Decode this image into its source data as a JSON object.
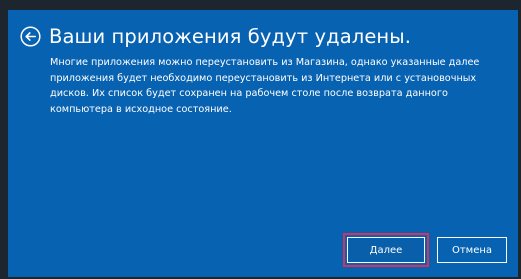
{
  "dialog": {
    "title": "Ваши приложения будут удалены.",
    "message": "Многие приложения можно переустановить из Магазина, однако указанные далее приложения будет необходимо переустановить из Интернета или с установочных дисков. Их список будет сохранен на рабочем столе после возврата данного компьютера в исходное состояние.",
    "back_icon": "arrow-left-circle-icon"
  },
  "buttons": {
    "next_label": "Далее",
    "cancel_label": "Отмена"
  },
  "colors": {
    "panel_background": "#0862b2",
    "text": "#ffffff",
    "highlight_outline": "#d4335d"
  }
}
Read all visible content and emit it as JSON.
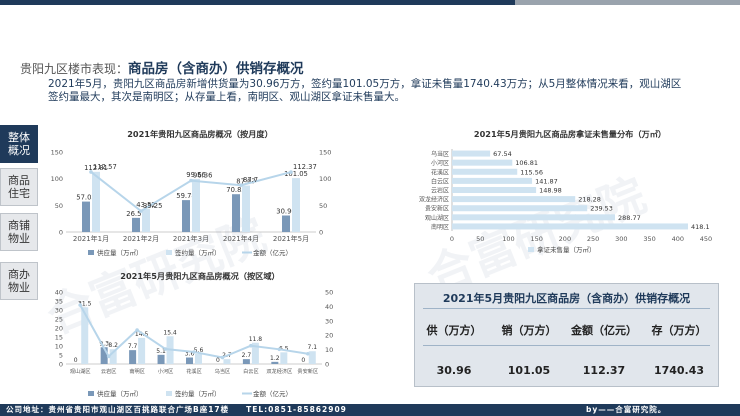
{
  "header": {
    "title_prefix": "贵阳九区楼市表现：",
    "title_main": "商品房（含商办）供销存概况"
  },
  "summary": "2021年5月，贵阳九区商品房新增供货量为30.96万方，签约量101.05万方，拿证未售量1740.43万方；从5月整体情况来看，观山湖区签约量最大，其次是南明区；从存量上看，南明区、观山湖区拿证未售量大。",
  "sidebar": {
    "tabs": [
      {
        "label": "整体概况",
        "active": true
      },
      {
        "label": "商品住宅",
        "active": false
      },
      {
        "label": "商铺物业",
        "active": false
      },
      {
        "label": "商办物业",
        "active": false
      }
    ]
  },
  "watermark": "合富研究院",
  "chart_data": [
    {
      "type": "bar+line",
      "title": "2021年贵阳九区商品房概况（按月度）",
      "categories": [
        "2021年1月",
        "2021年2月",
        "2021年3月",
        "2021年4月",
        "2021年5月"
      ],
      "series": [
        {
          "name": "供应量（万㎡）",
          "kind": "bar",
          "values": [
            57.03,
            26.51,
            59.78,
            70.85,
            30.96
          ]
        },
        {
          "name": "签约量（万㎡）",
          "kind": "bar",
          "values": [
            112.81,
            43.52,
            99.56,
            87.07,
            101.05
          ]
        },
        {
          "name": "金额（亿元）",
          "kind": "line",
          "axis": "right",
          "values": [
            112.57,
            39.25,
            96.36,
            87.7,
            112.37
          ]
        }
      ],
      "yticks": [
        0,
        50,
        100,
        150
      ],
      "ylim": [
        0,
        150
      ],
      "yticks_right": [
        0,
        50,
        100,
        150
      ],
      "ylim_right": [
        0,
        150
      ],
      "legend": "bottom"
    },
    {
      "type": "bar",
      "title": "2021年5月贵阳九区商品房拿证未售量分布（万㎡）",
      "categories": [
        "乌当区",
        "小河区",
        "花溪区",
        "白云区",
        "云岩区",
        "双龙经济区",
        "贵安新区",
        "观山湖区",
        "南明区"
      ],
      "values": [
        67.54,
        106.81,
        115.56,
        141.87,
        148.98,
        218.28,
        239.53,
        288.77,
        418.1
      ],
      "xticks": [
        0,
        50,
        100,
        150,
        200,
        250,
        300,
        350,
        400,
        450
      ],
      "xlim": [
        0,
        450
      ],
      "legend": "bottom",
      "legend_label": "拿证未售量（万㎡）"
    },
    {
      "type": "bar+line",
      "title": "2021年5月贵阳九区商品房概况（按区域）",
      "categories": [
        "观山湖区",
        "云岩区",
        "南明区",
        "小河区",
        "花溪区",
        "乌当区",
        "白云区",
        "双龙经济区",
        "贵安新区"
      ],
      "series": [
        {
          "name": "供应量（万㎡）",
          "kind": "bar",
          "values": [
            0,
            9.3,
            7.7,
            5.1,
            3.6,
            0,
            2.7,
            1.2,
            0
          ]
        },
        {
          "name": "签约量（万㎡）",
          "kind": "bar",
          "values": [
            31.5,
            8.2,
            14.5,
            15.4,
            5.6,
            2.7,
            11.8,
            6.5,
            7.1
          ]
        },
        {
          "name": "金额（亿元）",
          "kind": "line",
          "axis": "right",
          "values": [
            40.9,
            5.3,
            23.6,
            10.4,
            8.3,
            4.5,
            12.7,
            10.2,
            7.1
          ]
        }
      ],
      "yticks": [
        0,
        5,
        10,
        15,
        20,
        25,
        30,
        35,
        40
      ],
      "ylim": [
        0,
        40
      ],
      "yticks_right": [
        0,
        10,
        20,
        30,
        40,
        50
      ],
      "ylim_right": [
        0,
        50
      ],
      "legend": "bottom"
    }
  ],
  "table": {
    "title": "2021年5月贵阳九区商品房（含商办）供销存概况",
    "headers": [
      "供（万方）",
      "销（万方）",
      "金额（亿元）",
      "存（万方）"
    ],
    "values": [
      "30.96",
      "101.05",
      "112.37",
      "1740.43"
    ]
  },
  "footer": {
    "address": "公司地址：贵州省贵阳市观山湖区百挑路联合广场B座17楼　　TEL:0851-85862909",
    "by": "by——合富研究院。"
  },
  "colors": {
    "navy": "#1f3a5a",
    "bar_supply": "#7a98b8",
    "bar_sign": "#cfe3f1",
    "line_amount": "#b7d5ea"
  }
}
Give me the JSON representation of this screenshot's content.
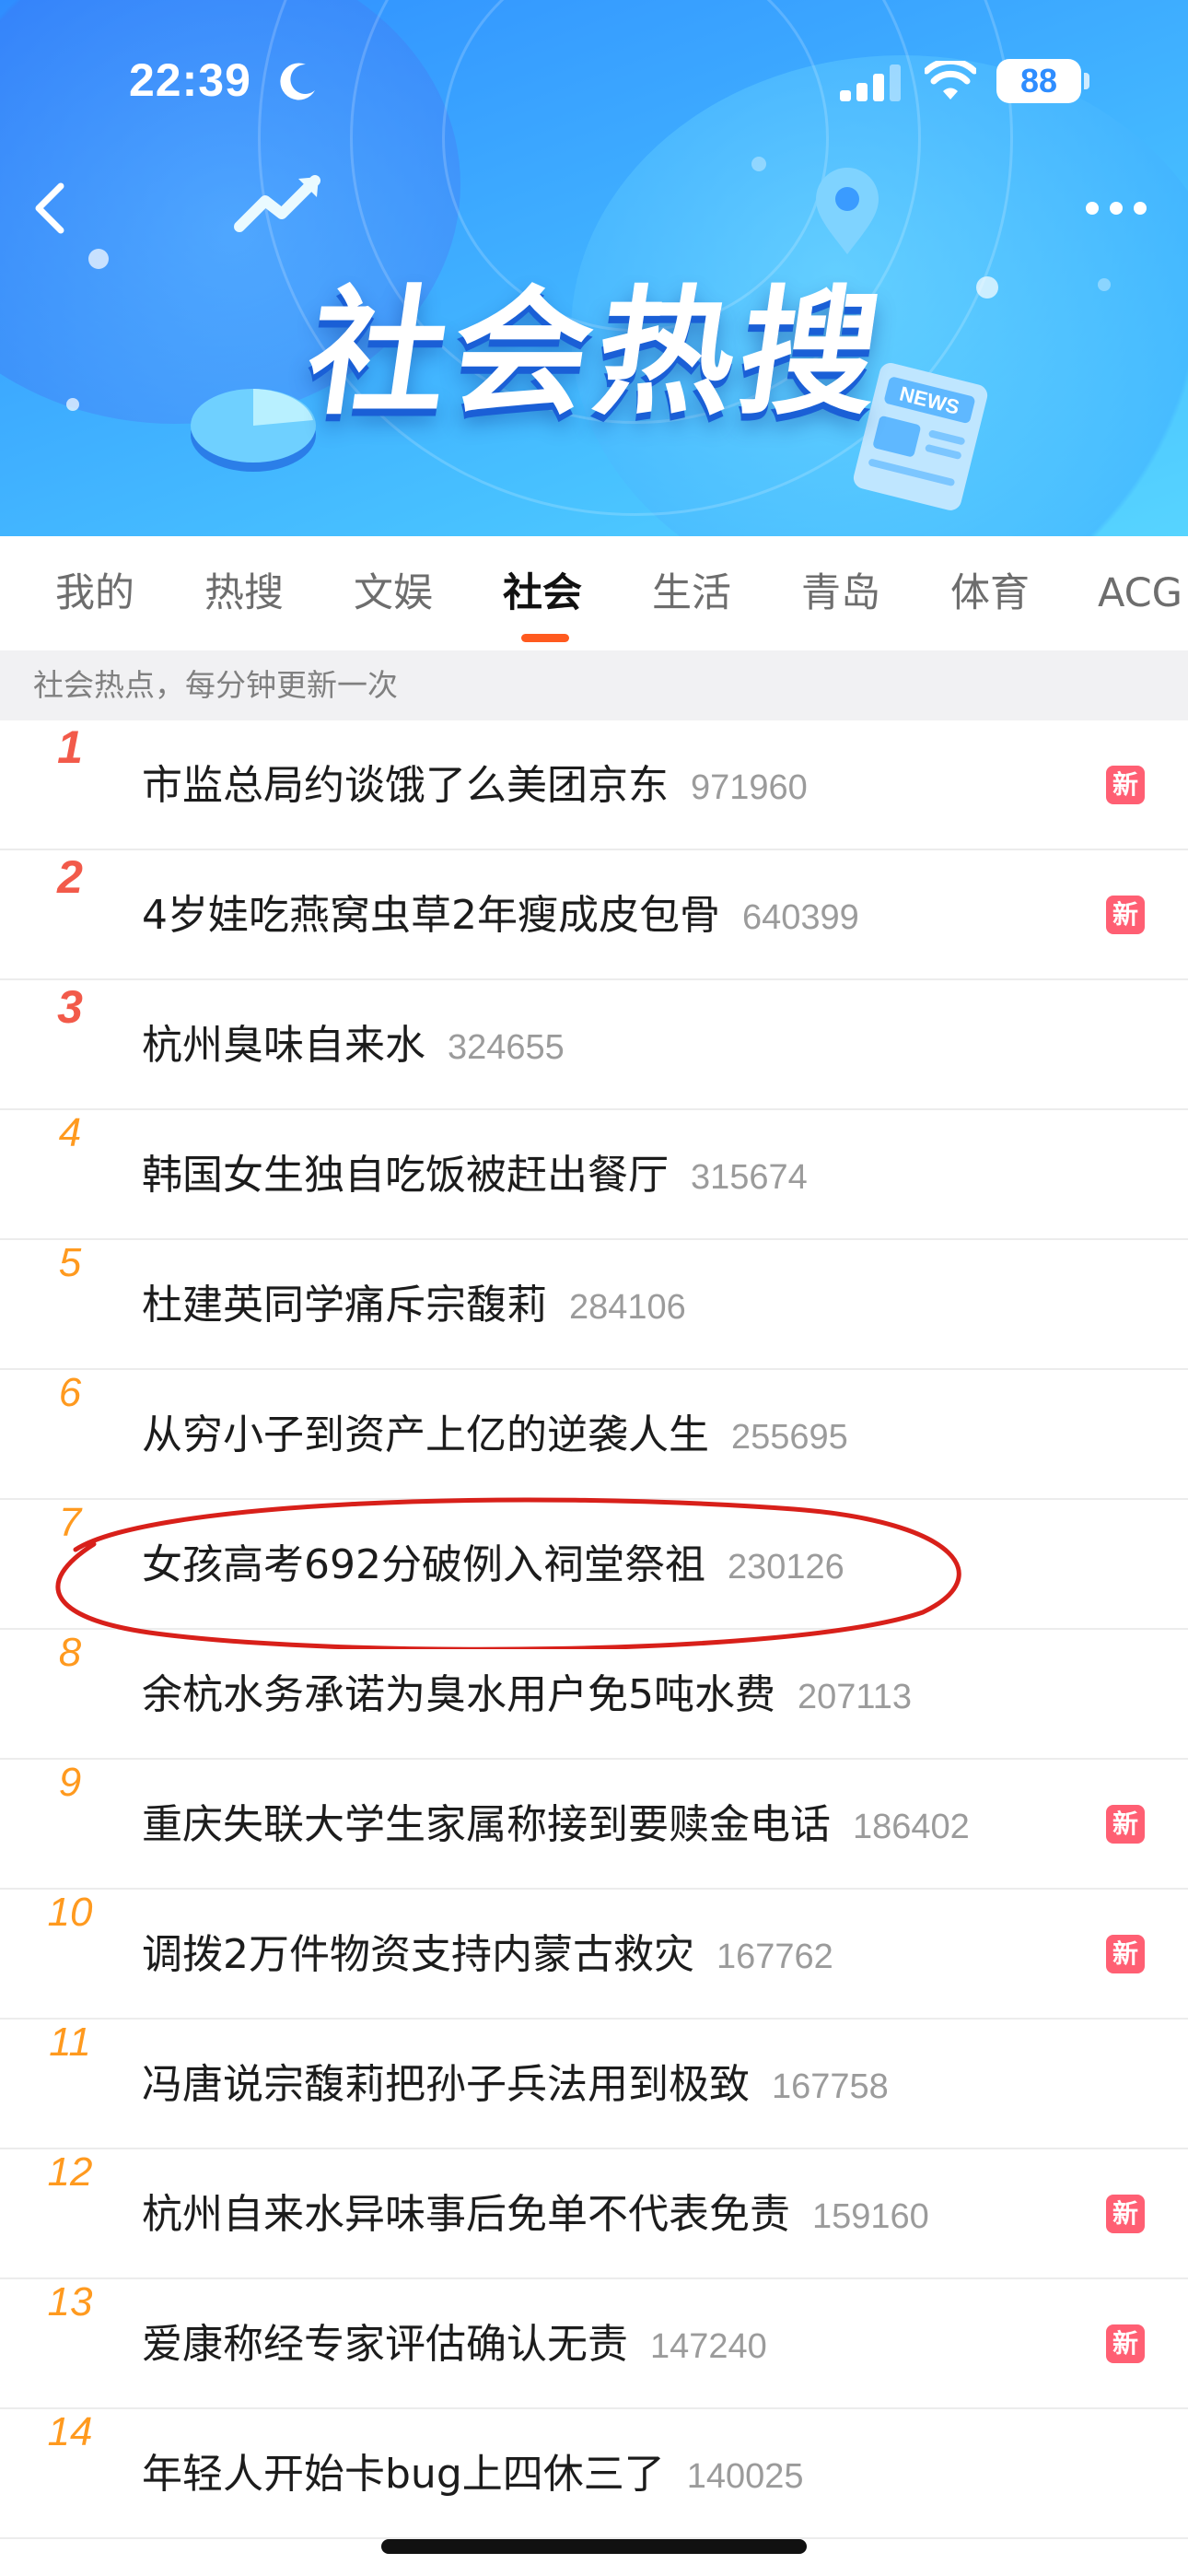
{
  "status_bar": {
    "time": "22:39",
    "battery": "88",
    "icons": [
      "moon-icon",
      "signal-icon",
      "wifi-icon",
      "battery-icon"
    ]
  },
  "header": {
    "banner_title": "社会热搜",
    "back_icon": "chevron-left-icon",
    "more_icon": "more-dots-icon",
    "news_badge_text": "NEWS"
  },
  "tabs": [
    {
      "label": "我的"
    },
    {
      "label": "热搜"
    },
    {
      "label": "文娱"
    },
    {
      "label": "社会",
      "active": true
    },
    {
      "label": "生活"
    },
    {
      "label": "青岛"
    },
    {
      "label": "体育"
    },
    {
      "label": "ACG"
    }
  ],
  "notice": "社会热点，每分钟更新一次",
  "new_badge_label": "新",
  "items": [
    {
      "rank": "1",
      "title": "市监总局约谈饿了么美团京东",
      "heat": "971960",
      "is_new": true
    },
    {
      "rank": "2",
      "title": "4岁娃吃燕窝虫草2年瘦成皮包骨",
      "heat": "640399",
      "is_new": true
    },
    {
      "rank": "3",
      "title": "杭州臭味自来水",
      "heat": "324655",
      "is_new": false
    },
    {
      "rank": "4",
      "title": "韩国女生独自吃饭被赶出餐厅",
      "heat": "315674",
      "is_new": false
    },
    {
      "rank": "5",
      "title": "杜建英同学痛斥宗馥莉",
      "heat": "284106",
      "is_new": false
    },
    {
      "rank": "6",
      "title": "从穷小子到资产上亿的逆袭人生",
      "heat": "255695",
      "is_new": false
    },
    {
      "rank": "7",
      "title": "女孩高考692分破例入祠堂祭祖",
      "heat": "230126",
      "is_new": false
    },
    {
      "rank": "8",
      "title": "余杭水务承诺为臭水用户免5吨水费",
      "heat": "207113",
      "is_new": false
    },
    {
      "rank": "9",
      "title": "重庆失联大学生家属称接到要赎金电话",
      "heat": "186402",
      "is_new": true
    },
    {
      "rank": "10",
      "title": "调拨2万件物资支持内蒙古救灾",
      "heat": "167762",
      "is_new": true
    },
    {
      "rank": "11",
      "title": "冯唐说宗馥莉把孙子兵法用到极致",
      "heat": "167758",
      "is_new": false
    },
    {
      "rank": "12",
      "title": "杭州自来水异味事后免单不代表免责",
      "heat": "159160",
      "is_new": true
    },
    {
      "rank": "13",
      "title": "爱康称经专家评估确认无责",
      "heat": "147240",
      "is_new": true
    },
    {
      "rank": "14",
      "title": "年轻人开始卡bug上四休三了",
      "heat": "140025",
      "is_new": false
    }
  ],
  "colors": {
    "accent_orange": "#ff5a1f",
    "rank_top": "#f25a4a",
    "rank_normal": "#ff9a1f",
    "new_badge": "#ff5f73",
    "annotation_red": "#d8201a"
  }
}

● ● ●

Copy every line of the data word for word, omitting the images.

» Solution to the problem
Decode this image into its source data as a JSON object.
{
  "dialog": {
    "title": "Ваши приложения будут удалены.",
    "message": "Многие приложения можно переустановить из Магазина, однако указанные далее приложения будет необходимо переустановить из Интернета или с установочных дисков. Их список будет сохранен на рабочем столе после возврата данного компьютера в исходное состояние.",
    "back_icon": "arrow-left-circle-icon"
  },
  "buttons": {
    "next_label": "Далее",
    "cancel_label": "Отмена"
  },
  "colors": {
    "panel_background": "#0862b2",
    "text": "#ffffff",
    "highlight_outline": "#d4335d"
  }
}
Read all visible content and emit it as JSON.
{
  "header": {
    "title_prefix": "贵阳九区楼市表现：",
    "title_main": "商品房（含商办）供销存概况"
  },
  "summary": "2021年5月，贵阳九区商品房新增供货量为30.96万方，签约量101.05万方，拿证未售量1740.43万方；从5月整体情况来看，观山湖区签约量最大，其次是南明区；从存量上看，南明区、观山湖区拿证未售量大。",
  "sidebar": {
    "tabs": [
      {
        "label": "整体概况",
        "active": true
      },
      {
        "label": "商品住宅",
        "active": false
      },
      {
        "label": "商铺物业",
        "active": false
      },
      {
        "label": "商办物业",
        "active": false
      }
    ]
  },
  "watermark": "合富研究院",
  "chart_data": [
    {
      "type": "bar+line",
      "title": "2021年贵阳九区商品房概况（按月度）",
      "categories": [
        "2021年1月",
        "2021年2月",
        "2021年3月",
        "2021年4月",
        "2021年5月"
      ],
      "series": [
        {
          "name": "供应量（万㎡）",
          "kind": "bar",
          "values": [
            57.03,
            26.51,
            59.78,
            70.85,
            30.96
          ]
        },
        {
          "name": "签约量（万㎡）",
          "kind": "bar",
          "values": [
            112.81,
            43.52,
            99.56,
            87.07,
            101.05
          ]
        },
        {
          "name": "金额（亿元）",
          "kind": "line",
          "axis": "right",
          "values": [
            112.57,
            39.25,
            96.36,
            87.7,
            112.37
          ]
        }
      ],
      "yticks": [
        0,
        50,
        100,
        150
      ],
      "ylim": [
        0,
        150
      ],
      "yticks_right": [
        0,
        50,
        100,
        150
      ],
      "ylim_right": [
        0,
        150
      ],
      "legend": "bottom"
    },
    {
      "type": "bar",
      "title": "2021年5月贵阳九区商品房拿证未售量分布（万㎡）",
      "categories": [
        "乌当区",
        "小河区",
        "花溪区",
        "白云区",
        "云岩区",
        "双龙经济区",
        "贵安新区",
        "观山湖区",
        "南明区"
      ],
      "values": [
        67.54,
        106.81,
        115.56,
        141.87,
        148.98,
        218.28,
        239.53,
        288.77,
        418.1
      ],
      "xticks": [
        0,
        50,
        100,
        150,
        200,
        250,
        300,
        350,
        400,
        450
      ],
      "xlim": [
        0,
        450
      ],
      "legend": "bottom",
      "legend_label": "拿证未售量（万㎡）"
    },
    {
      "type": "bar+line",
      "title": "2021年5月贵阳九区商品房概况（按区域）",
      "categories": [
        "观山湖区",
        "云岩区",
        "南明区",
        "小河区",
        "花溪区",
        "乌当区",
        "白云区",
        "双龙经济区",
        "贵安新区"
      ],
      "series": [
        {
          "name": "供应量（万㎡）",
          "kind": "bar",
          "values": [
            0,
            9.3,
            7.7,
            5.1,
            3.6,
            0,
            2.7,
            1.2,
            0
          ]
        },
        {
          "name": "签约量（万㎡）",
          "kind": "bar",
          "values": [
            31.5,
            8.2,
            14.5,
            15.4,
            5.6,
            2.7,
            11.8,
            6.5,
            7.1
          ]
        },
        {
          "name": "金额（亿元）",
          "kind": "line",
          "axis": "right",
          "values": [
            40.9,
            5.3,
            23.6,
            10.4,
            8.3,
            4.5,
            12.7,
            10.2,
            7.1
          ]
        }
      ],
      "yticks": [
        0,
        5,
        10,
        15,
        20,
        25,
        30,
        35,
        40
      ],
      "ylim": [
        0,
        40
      ],
      "yticks_right": [
        0,
        10,
        20,
        30,
        40,
        50
      ],
      "ylim_right": [
        0,
        50
      ],
      "legend": "bottom"
    }
  ],
  "table": {
    "title": "2021年5月贵阳九区商品房（含商办）供销存概况",
    "headers": [
      "供（万方）",
      "销（万方）",
      "金额（亿元）",
      "存（万方）"
    ],
    "values": [
      "30.96",
      "101.05",
      "112.37",
      "1740.43"
    ]
  },
  "footer": {
    "address": "公司地址：贵州省贵阳市观山湖区百挑路联合广场B座17楼　　TEL:0851-85862909",
    "by": "by——合富研究院。"
  },
  "colors": {
    "navy": "#1f3a5a",
    "bar_supply": "#7a98b8",
    "bar_sign": "#cfe3f1",
    "line_amount": "#b7d5ea"
  }
}
Give me the JSON representation of this screenshot's content.
{
  "status_bar": {
    "time": "22:39",
    "battery": "88",
    "icons": [
      "moon-icon",
      "signal-icon",
      "wifi-icon",
      "battery-icon"
    ]
  },
  "header": {
    "banner_title": "社会热搜",
    "back_icon": "chevron-left-icon",
    "more_icon": "more-dots-icon",
    "news_badge_text": "NEWS"
  },
  "tabs": [
    {
      "label": "我的"
    },
    {
      "label": "热搜"
    },
    {
      "label": "文娱"
    },
    {
      "label": "社会",
      "active": true
    },
    {
      "label": "生活"
    },
    {
      "label": "青岛"
    },
    {
      "label": "体育"
    },
    {
      "label": "ACG"
    }
  ],
  "notice": "社会热点，每分钟更新一次",
  "new_badge_label": "新",
  "items": [
    {
      "rank": "1",
      "title": "市监总局约谈饿了么美团京东",
      "heat": "971960",
      "is_new": true
    },
    {
      "rank": "2",
      "title": "4岁娃吃燕窝虫草2年瘦成皮包骨",
      "heat": "640399",
      "is_new": true
    },
    {
      "rank": "3",
      "title": "杭州臭味自来水",
      "heat": "324655",
      "is_new": false
    },
    {
      "rank": "4",
      "title": "韩国女生独自吃饭被赶出餐厅",
      "heat": "315674",
      "is_new": false
    },
    {
      "rank": "5",
      "title": "杜建英同学痛斥宗馥莉",
      "heat": "284106",
      "is_new": false
    },
    {
      "rank": "6",
      "title": "从穷小子到资产上亿的逆袭人生",
      "heat": "255695",
      "is_new": false
    },
    {
      "rank": "7",
      "title": "女孩高考692分破例入祠堂祭祖",
      "heat": "230126",
      "is_new": false
    },
    {
      "rank": "8",
      "title": "余杭水务承诺为臭水用户免5吨水费",
      "heat": "207113",
      "is_new": false
    },
    {
      "rank": "9",
      "title": "重庆失联大学生家属称接到要赎金电话",
      "heat": "186402",
      "is_new": true
    },
    {
      "rank": "10",
      "title": "调拨2万件物资支持内蒙古救灾",
      "heat": "167762",
      "is_new": true
    },
    {
      "rank": "11",
      "title": "冯唐说宗馥莉把孙子兵法用到极致",
      "heat": "167758",
      "is_new": false
    },
    {
      "rank": "12",
      "title": "杭州自来水异味事后免单不代表免责",
      "heat": "159160",
      "is_new": true
    },
    {
      "rank": "13",
      "title": "爱康称经专家评估确认无责",
      "heat": "147240",
      "is_new": true
    },
    {
      "rank": "14",
      "title": "年轻人开始卡bug上四休三了",
      "heat": "140025",
      "is_new": false
    }
  ],
  "colors": {
    "accent_orange": "#ff5a1f",
    "rank_top": "#f25a4a",
    "rank_normal": "#ff9a1f",
    "new_badge": "#ff5f73",
    "annotation_red": "#d8201a"
  }
}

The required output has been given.